> _Exercise directions_: Output every line of the material exactly, omitting images.

> _Recorded data_:
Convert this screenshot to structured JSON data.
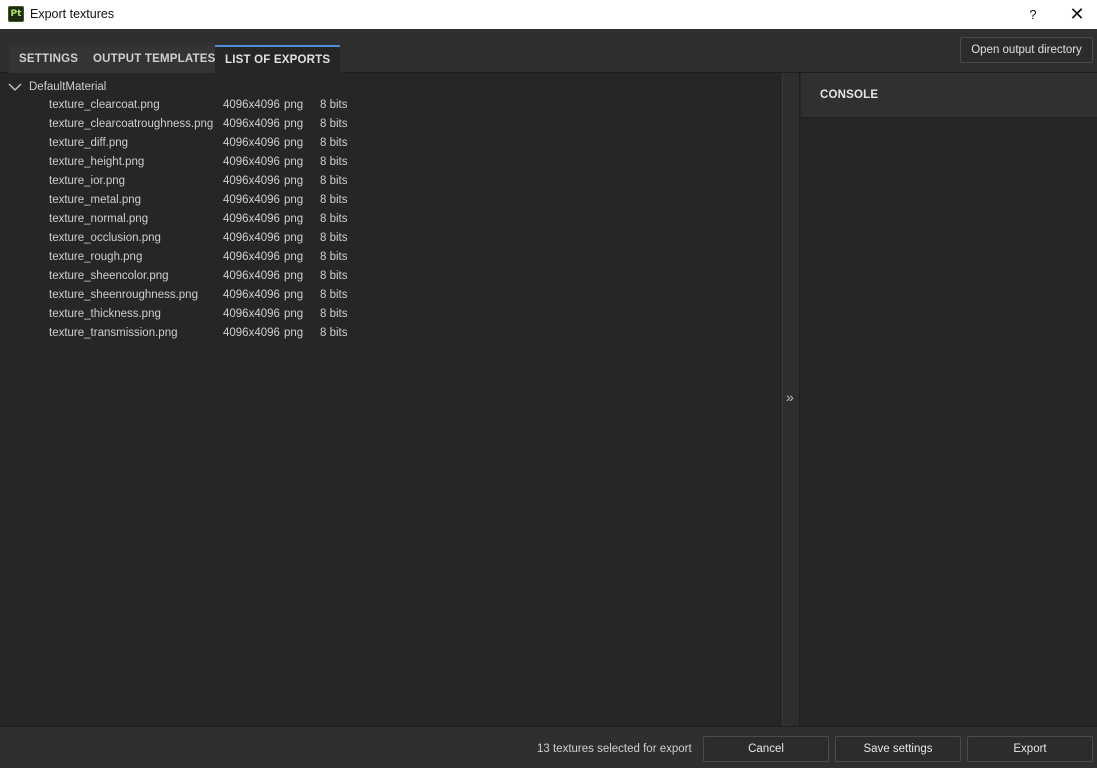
{
  "window": {
    "app_icon_text": "Pt",
    "title": "Export textures",
    "help_label": "?",
    "close_label": "✕"
  },
  "tabs": [
    {
      "label": "SETTINGS",
      "active": false
    },
    {
      "label": "OUTPUT TEMPLATES",
      "active": false
    },
    {
      "label": "LIST OF EXPORTS",
      "active": true
    }
  ],
  "toolbar": {
    "open_output_label": "Open output directory"
  },
  "exports": {
    "group": "DefaultMaterial",
    "rows": [
      {
        "name": "texture_clearcoat.png",
        "size": "4096x4096",
        "format": "png",
        "bits": "8 bits"
      },
      {
        "name": "texture_clearcoatroughness.png",
        "size": "4096x4096",
        "format": "png",
        "bits": "8 bits"
      },
      {
        "name": "texture_diff.png",
        "size": "4096x4096",
        "format": "png",
        "bits": "8 bits"
      },
      {
        "name": "texture_height.png",
        "size": "4096x4096",
        "format": "png",
        "bits": "8 bits"
      },
      {
        "name": "texture_ior.png",
        "size": "4096x4096",
        "format": "png",
        "bits": "8 bits"
      },
      {
        "name": "texture_metal.png",
        "size": "4096x4096",
        "format": "png",
        "bits": "8 bits"
      },
      {
        "name": "texture_normal.png",
        "size": "4096x4096",
        "format": "png",
        "bits": "8 bits"
      },
      {
        "name": "texture_occlusion.png",
        "size": "4096x4096",
        "format": "png",
        "bits": "8 bits"
      },
      {
        "name": "texture_rough.png",
        "size": "4096x4096",
        "format": "png",
        "bits": "8 bits"
      },
      {
        "name": "texture_sheencolor.png",
        "size": "4096x4096",
        "format": "png",
        "bits": "8 bits"
      },
      {
        "name": "texture_sheenroughness.png",
        "size": "4096x4096",
        "format": "png",
        "bits": "8 bits"
      },
      {
        "name": "texture_thickness.png",
        "size": "4096x4096",
        "format": "png",
        "bits": "8 bits"
      },
      {
        "name": "texture_transmission.png",
        "size": "4096x4096",
        "format": "png",
        "bits": "8 bits"
      }
    ]
  },
  "splitter": {
    "arrow": "»"
  },
  "console": {
    "title": "CONSOLE"
  },
  "footer": {
    "status": "13 textures selected for export",
    "cancel_label": "Cancel",
    "save_label": "Save settings",
    "export_label": "Export"
  },
  "colors": {
    "active_tab_accent": "#4a90d9",
    "panel_bg": "#262626",
    "app_icon_fg": "#b6e36b"
  }
}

> _Answer to this task_:
Convert this screenshot to structured JSON data.
{
  "window": {
    "app_icon_text": "Pt",
    "title": "Export textures",
    "help_label": "?",
    "close_label": "✕"
  },
  "tabs": [
    {
      "label": "SETTINGS",
      "active": false
    },
    {
      "label": "OUTPUT TEMPLATES",
      "active": false
    },
    {
      "label": "LIST OF EXPORTS",
      "active": true
    }
  ],
  "toolbar": {
    "open_output_label": "Open output directory"
  },
  "exports": {
    "group": "DefaultMaterial",
    "rows": [
      {
        "name": "texture_clearcoat.png",
        "size": "4096x4096",
        "format": "png",
        "bits": "8 bits"
      },
      {
        "name": "texture_clearcoatroughness.png",
        "size": "4096x4096",
        "format": "png",
        "bits": "8 bits"
      },
      {
        "name": "texture_diff.png",
        "size": "4096x4096",
        "format": "png",
        "bits": "8 bits"
      },
      {
        "name": "texture_height.png",
        "size": "4096x4096",
        "format": "png",
        "bits": "8 bits"
      },
      {
        "name": "texture_ior.png",
        "size": "4096x4096",
        "format": "png",
        "bits": "8 bits"
      },
      {
        "name": "texture_metal.png",
        "size": "4096x4096",
        "format": "png",
        "bits": "8 bits"
      },
      {
        "name": "texture_normal.png",
        "size": "4096x4096",
        "format": "png",
        "bits": "8 bits"
      },
      {
        "name": "texture_occlusion.png",
        "size": "4096x4096",
        "format": "png",
        "bits": "8 bits"
      },
      {
        "name": "texture_rough.png",
        "size": "4096x4096",
        "format": "png",
        "bits": "8 bits"
      },
      {
        "name": "texture_sheencolor.png",
        "size": "4096x4096",
        "format": "png",
        "bits": "8 bits"
      },
      {
        "name": "texture_sheenroughness.png",
        "size": "4096x4096",
        "format": "png",
        "bits": "8 bits"
      },
      {
        "name": "texture_thickness.png",
        "size": "4096x4096",
        "format": "png",
        "bits": "8 bits"
      },
      {
        "name": "texture_transmission.png",
        "size": "4096x4096",
        "format": "png",
        "bits": "8 bits"
      }
    ]
  },
  "splitter": {
    "arrow": "»"
  },
  "console": {
    "title": "CONSOLE"
  },
  "footer": {
    "status": "13 textures selected for export",
    "cancel_label": "Cancel",
    "save_label": "Save settings",
    "export_label": "Export"
  },
  "colors": {
    "active_tab_accent": "#4a90d9",
    "panel_bg": "#262626",
    "app_icon_fg": "#b6e36b"
  }
}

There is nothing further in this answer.